━━━ Input data ━━━

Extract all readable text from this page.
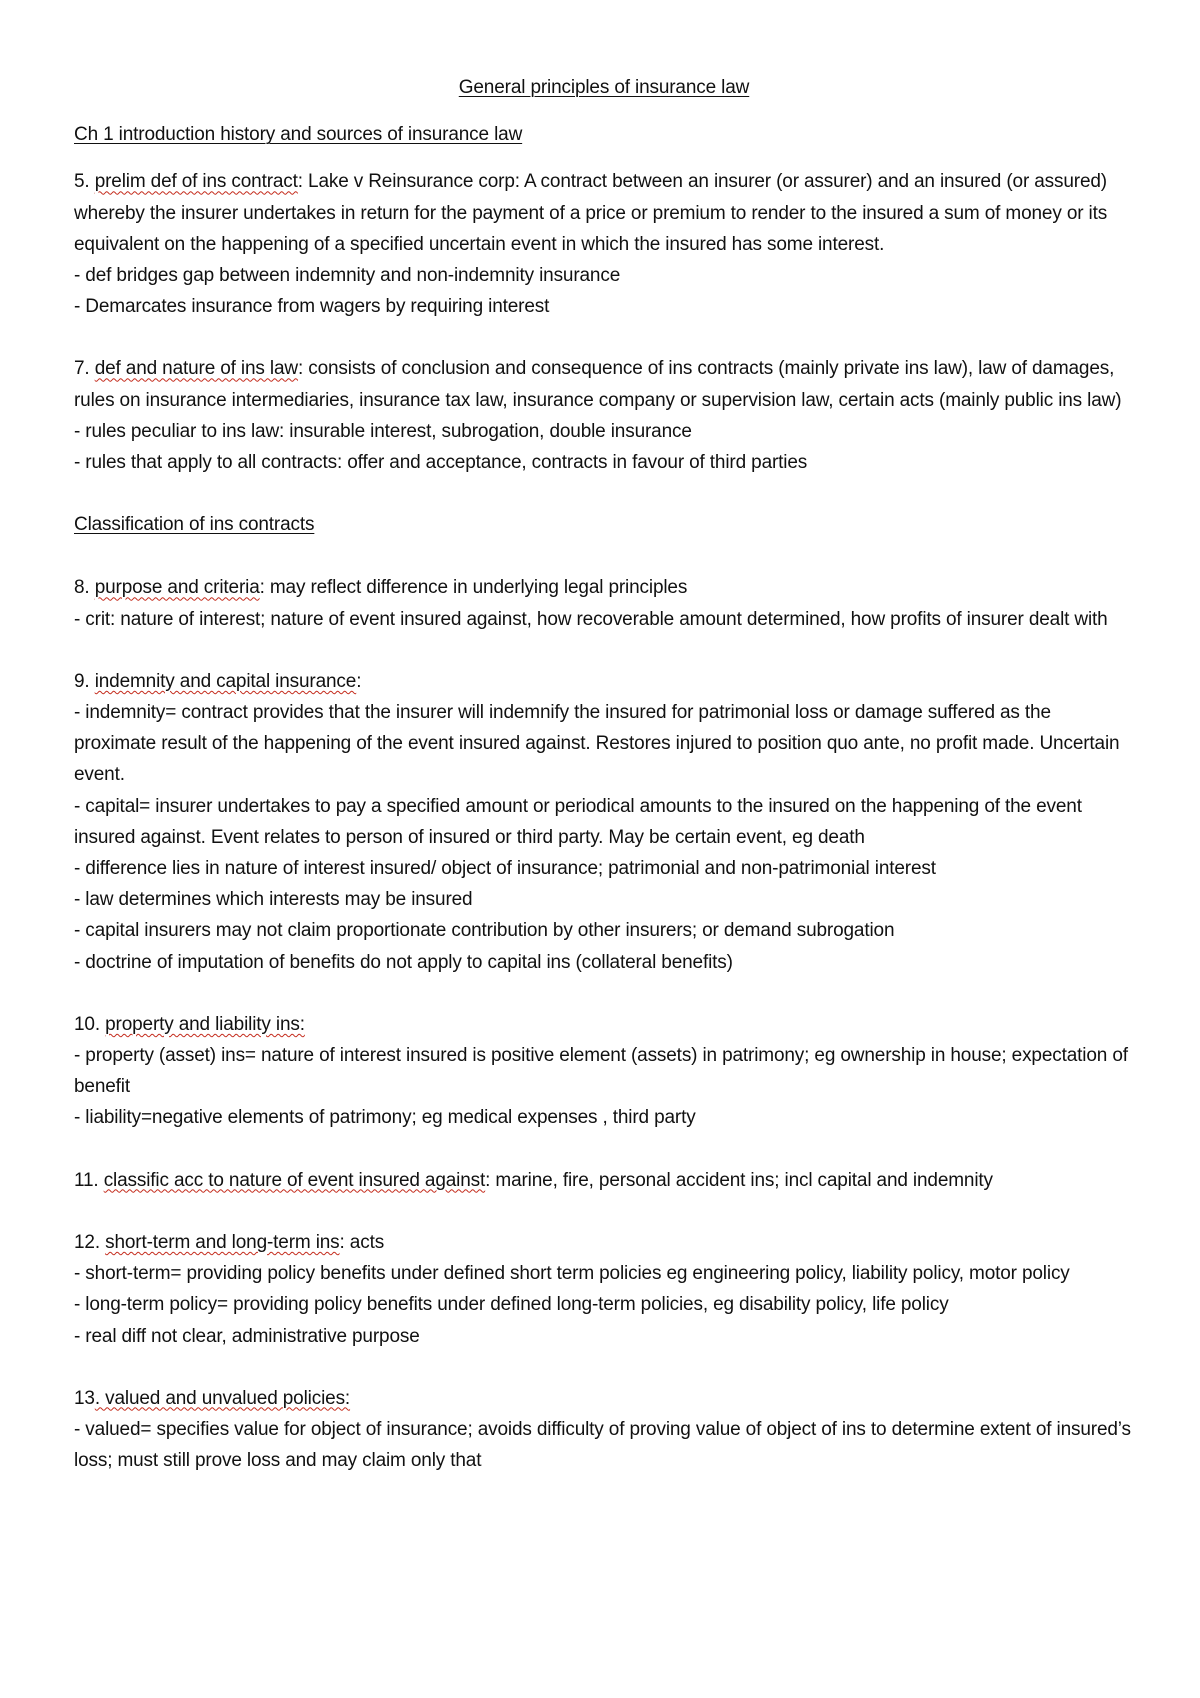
General principles of insurance law

Ch 1 introduction history and sources of insurance law

5. prelim def of ins contract: Lake v Reinsurance corp: A contract between an insurer (or assurer) and an insured (or assured) whereby the insurer undertakes in return for the payment of a price or premium to render to the insured a sum of money or its equivalent on the happening of a specified uncertain event in which the insured has some interest.

- def bridges gap between indemnity and non-indemnity insurance

- Demarcates insurance from wagers by requiring interest

7. def and nature of ins law: consists of conclusion and consequence of ins contracts (mainly private ins law), law of damages, rules on insurance intermediaries, insurance tax law, insurance company or supervision law, certain acts (mainly public ins law)

- rules peculiar to ins law: insurable interest, subrogation, double insurance

- rules that apply to all contracts: offer and acceptance, contracts in favour of third parties

Classification of ins contracts

8. purpose and criteria: may reflect difference in underlying legal principles

- crit: nature of interest; nature of event insured against, how recoverable amount determined, how profits of insurer dealt with

9. indemnity and capital insurance:

- indemnity= contract provides that the insurer will indemnify the insured for patrimonial loss or damage suffered as the proximate result of the happening of the event insured against. Restores injured to position quo ante, no profit made. Uncertain event.

- capital= insurer undertakes to pay a specified amount or periodical amounts to the insured on the happening of the event insured against. Event relates to person of insured or third party. May be certain event, eg death

- difference lies in nature of interest insured/ object of insurance; patrimonial and non-patrimonial interest

- law determines which interests may be insured

- capital insurers may not claim proportionate contribution by other insurers; or demand subrogation

- doctrine of imputation of benefits do not apply to capital ins (collateral benefits)

10. property and liability ins:

- property (asset) ins= nature of interest insured is positive element (assets) in patrimony; eg ownership in house; expectation of benefit

- liability=negative elements of patrimony; eg medical expenses , third party

11. classific acc to nature of event insured against: marine, fire, personal accident ins; incl capital and indemnity

12. short-term and long-term ins: acts

- short-term= providing policy benefits under defined short term policies eg engineering policy, liability policy, motor policy

- long-term policy= providing policy benefits under defined long-term policies, eg disability policy, life policy

- real diff not clear, administrative purpose

13. valued and unvalued policies:

- valued= specifies value for object of insurance; avoids difficulty of proving value of object of ins to determine extent of insured’s loss; must still prove loss and may claim only that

━━━

# Problem requirements:
Reproduce all the entries that precede this task, word for word, minus any pictures.

# Solution for this exercise:
Extract all readable text from this page.
General principles of insurance law

Ch 1 introduction history and sources of insurance law

5. prelim def of ins contract: Lake v Reinsurance corp: A contract between an insurer (or assurer) and an insured (or assured) whereby the insurer undertakes in return for the payment of a price or premium to render to the insured a sum of money or its equivalent on the happening of a specified uncertain event in which the insured has some interest.

- def bridges gap between indemnity and non-indemnity insurance

- Demarcates insurance from wagers by requiring interest

7. def and nature of ins law: consists of conclusion and consequence of ins contracts (mainly private ins law), law of damages, rules on insurance intermediaries, insurance tax law, insurance company or supervision law, certain acts (mainly public ins law)

- rules peculiar to ins law: insurable interest, subrogation, double insurance

- rules that apply to all contracts: offer and acceptance, contracts in favour of third parties

Classification of ins contracts

8. purpose and criteria: may reflect difference in underlying legal principles

- crit: nature of interest; nature of event insured against, how recoverable amount determined, how profits of insurer dealt with

9. indemnity and capital insurance:

- indemnity= contract provides that the insurer will indemnify the insured for patrimonial loss or damage suffered as the proximate result of the happening of the event insured against. Restores injured to position quo ante, no profit made. Uncertain event.

- capital= insurer undertakes to pay a specified amount or periodical amounts to the insured on the happening of the event insured against. Event relates to person of insured or third party. May be certain event, eg death

- difference lies in nature of interest insured/ object of insurance; patrimonial and non-patrimonial interest

- law determines which interests may be insured

- capital insurers may not claim proportionate contribution by other insurers; or demand subrogation

- doctrine of imputation of benefits do not apply to capital ins (collateral benefits)

10. property and liability ins:

- property (asset) ins= nature of interest insured is positive element (assets) in patrimony; eg ownership in house; expectation of benefit

- liability=negative elements of patrimony; eg medical expenses , third party

11. classific acc to nature of event insured against: marine, fire, personal accident ins; incl capital and indemnity

12. short-term and long-term ins: acts

- short-term= providing policy benefits under defined short term policies eg engineering policy, liability policy, motor policy

- long-term policy= providing policy benefits under defined long-term policies, eg disability policy, life policy

- real diff not clear, administrative purpose

13. valued and unvalued policies:

- valued= specifies value for object of insurance; avoids difficulty of proving value of object of ins to determine extent of insured’s loss; must still prove loss and may claim only that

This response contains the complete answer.